* _PROBLEM A_:
Reproduce the listing word for word, from its first line through the line that contains "x-tick-label: 1994: [791, 998, 816, 1047]", both included.

* _SOURCE TEXT_:
╭──

One of the comments I received began with:

"Cross service transactions are a sure way to introduce coupling and performance problems into your SOA." I'm not sure I agree with that thought. Logically speaking, cross service transactions are a must. The question is how to implement them. There are two mechanisms we can use for implementing TXs: (1) ACID TXs; (2) Long-running TXs. The latter is preferable for the cases Arnon is talking about (large geographical distances, multiple trust authorities, and distinct execution environments). ACID TXs are more suitable for what Guy has mentioned (DeleteCustomer service invokes the DeleteCustomerOrder service internally). I agree with Arnon the a-synchronicity is preferable, but we all have encountered use-cases where ACID-ness is required from a business requirement level... [snipped]


One minor point in regard to this comment is that I don't like the term long running transaction - there is a long running interactions between services and I think the term SAGA describes them better. Sagas are made of a series of business activities that flow back and forth between services to realize a larger business process. Note that these interactions doesn't necessarily have transaction-like behavior.

╰──

* _PROBLEM B_:
For each statement below, say whether it agrees with the passage on service transactions. Answer yes or no, and quote the deciding words of the passage.
(i) The quoted comment holds that ACID transactions are more suitable when the DeleteCustomer service invokes the DeleteCustomerOrder service internally.
(ii) The quoted comment names three mechanisms for implementing transactions.
(iii) The passage states that the interactions making up a saga always behave like transactions.

(Element placement listing)
╭──

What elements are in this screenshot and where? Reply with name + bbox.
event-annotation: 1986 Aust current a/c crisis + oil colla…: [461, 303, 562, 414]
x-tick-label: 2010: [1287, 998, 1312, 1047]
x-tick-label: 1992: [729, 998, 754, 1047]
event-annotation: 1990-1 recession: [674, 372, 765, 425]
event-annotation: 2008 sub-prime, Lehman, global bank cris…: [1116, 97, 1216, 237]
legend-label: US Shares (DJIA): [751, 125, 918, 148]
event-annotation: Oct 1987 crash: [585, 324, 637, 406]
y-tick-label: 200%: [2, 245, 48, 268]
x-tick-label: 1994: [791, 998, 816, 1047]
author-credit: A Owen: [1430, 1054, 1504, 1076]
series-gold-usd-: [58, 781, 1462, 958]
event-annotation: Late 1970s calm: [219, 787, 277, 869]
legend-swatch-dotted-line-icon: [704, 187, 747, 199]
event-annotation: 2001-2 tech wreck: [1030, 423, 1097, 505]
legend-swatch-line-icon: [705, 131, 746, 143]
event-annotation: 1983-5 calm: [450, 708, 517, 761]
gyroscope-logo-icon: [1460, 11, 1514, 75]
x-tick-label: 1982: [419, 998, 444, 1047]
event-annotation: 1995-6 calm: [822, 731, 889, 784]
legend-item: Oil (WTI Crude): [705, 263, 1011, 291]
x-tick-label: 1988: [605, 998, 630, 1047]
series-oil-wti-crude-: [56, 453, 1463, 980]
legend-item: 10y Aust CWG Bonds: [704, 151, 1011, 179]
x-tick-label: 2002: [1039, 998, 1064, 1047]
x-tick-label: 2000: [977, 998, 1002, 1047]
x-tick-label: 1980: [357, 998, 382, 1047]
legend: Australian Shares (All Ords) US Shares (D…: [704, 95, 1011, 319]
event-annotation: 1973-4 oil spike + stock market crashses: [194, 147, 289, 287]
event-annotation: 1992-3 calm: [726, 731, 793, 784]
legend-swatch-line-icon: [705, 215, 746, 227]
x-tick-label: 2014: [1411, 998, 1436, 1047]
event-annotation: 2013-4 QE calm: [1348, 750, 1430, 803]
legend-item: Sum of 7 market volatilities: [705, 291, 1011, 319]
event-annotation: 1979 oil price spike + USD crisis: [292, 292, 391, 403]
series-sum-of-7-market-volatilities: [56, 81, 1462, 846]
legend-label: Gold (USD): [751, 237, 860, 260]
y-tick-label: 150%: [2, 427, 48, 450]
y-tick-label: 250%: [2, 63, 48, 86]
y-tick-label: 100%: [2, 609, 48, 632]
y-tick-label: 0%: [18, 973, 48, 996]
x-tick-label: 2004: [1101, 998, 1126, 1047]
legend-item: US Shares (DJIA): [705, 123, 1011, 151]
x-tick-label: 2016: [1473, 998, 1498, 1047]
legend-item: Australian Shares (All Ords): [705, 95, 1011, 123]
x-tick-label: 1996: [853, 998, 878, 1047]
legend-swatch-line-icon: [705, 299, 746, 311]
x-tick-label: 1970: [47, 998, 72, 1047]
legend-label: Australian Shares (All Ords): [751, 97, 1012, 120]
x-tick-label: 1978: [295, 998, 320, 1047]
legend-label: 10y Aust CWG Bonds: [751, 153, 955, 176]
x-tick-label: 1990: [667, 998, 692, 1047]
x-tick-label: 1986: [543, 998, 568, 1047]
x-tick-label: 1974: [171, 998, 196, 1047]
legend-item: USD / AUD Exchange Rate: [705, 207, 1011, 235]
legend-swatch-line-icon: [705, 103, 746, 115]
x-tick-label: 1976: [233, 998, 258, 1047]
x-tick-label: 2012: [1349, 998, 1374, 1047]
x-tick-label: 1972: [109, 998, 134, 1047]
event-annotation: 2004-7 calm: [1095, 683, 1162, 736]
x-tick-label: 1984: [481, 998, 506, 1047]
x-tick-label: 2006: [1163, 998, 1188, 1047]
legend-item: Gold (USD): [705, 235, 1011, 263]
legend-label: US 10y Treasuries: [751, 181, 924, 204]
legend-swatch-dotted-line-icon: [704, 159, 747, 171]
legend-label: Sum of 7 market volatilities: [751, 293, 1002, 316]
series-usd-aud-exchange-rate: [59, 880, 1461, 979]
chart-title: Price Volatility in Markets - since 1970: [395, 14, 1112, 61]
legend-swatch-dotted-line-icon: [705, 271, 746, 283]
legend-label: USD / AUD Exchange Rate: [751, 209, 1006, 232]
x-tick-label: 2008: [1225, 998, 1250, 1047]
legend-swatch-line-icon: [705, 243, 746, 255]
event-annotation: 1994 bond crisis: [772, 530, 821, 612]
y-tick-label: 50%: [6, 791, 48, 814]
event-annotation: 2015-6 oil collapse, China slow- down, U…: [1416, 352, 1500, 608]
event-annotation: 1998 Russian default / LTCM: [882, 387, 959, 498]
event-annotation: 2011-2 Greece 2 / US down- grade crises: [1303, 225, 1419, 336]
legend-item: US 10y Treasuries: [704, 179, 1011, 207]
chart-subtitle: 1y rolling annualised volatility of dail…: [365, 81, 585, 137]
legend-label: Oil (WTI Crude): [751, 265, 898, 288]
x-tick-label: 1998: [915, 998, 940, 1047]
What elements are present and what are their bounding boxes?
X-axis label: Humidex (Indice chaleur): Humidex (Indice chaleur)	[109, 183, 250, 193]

╰──

* _RESPONSE A_:
What elements are in this screenshot and where? Reply with name + bbox.
event-annotation: 1986 Aust current a/c crisis + oil colla…: [461, 303, 562, 414]
x-tick-label: 2010: [1287, 998, 1312, 1047]
x-tick-label: 1992: [729, 998, 754, 1047]
event-annotation: 1990-1 recession: [674, 372, 765, 425]
event-annotation: 2008 sub-prime, Lehman, global bank cris…: [1116, 97, 1216, 237]
legend-label: US Shares (DJIA): [751, 125, 918, 148]
event-annotation: Oct 1987 crash: [585, 324, 637, 406]
y-tick-label: 200%: [2, 245, 48, 268]
x-tick-label: 1994: [791, 998, 816, 1047]

* _RESPONSE B_:
(i) Yes: "ACID TXs are more suitable for what Guy has mentioned (DeleteCustomer service invokes the DeleteCustomerOrder service internally)."
(ii) No: "There are two mechanisms we can use for implementing TXs"
(iii) No: "Note that these interactions doesn't necessarily have transaction-like behavior."